Locate every line in the records below that holds the word "annotation" and return each one.
---*---
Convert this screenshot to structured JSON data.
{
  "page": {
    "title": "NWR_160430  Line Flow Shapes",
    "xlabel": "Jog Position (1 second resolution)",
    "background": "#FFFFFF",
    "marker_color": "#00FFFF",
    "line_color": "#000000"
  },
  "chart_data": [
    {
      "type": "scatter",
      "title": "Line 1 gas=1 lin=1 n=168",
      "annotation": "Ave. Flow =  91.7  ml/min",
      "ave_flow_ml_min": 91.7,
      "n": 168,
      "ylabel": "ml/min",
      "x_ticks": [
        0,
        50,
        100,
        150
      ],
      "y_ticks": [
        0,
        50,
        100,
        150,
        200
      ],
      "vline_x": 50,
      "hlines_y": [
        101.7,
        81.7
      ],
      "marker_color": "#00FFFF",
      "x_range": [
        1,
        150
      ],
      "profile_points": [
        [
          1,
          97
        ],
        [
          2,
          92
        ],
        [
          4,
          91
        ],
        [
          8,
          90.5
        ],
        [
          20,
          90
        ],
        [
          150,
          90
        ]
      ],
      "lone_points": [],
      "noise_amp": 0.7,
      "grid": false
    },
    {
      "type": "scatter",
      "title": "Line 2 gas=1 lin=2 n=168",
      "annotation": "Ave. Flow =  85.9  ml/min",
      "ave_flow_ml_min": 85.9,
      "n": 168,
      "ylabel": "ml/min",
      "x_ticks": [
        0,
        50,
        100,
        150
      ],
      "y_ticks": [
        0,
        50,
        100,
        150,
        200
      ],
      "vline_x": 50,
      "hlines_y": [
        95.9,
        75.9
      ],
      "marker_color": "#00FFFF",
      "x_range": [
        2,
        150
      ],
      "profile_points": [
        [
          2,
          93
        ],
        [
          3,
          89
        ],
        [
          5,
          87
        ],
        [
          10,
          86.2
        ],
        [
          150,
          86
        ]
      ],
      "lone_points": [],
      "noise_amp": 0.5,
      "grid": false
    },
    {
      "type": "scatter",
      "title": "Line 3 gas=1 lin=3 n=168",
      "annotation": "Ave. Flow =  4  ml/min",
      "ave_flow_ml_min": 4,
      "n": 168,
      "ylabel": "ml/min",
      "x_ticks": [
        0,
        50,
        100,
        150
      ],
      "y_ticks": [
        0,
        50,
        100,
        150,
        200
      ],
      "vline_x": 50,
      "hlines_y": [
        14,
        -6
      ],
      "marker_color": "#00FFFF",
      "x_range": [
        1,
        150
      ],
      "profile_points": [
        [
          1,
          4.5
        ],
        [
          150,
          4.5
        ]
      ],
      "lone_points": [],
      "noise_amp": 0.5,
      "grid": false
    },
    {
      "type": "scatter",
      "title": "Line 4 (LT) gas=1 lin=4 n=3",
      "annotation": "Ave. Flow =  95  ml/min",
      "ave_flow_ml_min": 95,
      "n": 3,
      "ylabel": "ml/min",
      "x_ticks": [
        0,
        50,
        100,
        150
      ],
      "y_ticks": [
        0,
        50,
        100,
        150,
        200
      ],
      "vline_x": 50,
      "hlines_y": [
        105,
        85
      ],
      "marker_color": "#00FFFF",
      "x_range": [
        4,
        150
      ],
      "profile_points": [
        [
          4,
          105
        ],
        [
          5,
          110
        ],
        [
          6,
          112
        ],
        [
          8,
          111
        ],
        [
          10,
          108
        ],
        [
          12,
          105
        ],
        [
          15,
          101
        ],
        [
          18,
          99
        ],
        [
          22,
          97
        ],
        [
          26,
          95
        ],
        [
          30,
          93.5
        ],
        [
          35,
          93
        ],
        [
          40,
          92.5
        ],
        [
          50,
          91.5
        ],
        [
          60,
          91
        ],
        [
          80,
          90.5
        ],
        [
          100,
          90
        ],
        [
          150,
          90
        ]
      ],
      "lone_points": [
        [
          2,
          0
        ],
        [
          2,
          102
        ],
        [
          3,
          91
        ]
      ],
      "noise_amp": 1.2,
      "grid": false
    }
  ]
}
---*---
→ Reply to the task
      "annotation": "Ave. Flow =  91.7  ml/min",
      "annotation": "Ave. Flow =  85.9  ml/min",
      "annotation": "Ave. Flow =  4  ml/min",
      "annotation": "Ave. Flow =  95  ml/min",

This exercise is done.